Stated problem:
Make a tally of the lines in the records that include the string "name", and give only that number.

(Extracts from a graphics dataset)
....
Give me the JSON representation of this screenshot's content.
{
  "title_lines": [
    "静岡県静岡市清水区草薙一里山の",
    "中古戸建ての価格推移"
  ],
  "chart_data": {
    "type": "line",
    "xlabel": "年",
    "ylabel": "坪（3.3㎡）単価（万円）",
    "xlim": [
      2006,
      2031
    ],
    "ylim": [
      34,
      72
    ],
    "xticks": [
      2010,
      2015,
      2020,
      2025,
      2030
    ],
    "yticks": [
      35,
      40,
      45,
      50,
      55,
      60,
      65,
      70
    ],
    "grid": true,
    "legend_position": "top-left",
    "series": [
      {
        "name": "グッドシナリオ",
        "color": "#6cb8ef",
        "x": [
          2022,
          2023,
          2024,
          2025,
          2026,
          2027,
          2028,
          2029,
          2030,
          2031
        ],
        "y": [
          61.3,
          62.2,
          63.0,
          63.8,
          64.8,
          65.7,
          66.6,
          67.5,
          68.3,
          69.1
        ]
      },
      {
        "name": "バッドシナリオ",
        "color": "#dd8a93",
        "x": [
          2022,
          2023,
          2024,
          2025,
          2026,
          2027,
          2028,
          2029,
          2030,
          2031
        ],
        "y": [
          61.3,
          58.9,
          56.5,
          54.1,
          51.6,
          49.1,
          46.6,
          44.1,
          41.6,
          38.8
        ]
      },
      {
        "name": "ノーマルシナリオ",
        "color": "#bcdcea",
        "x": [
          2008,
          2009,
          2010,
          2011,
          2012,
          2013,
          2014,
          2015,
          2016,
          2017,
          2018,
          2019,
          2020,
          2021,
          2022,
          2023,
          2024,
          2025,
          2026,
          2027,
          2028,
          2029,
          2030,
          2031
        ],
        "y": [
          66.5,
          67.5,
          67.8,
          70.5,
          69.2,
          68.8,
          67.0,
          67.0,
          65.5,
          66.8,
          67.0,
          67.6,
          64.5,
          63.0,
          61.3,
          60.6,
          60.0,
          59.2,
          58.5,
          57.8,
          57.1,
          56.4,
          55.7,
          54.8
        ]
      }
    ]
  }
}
....
Reply to the task:
3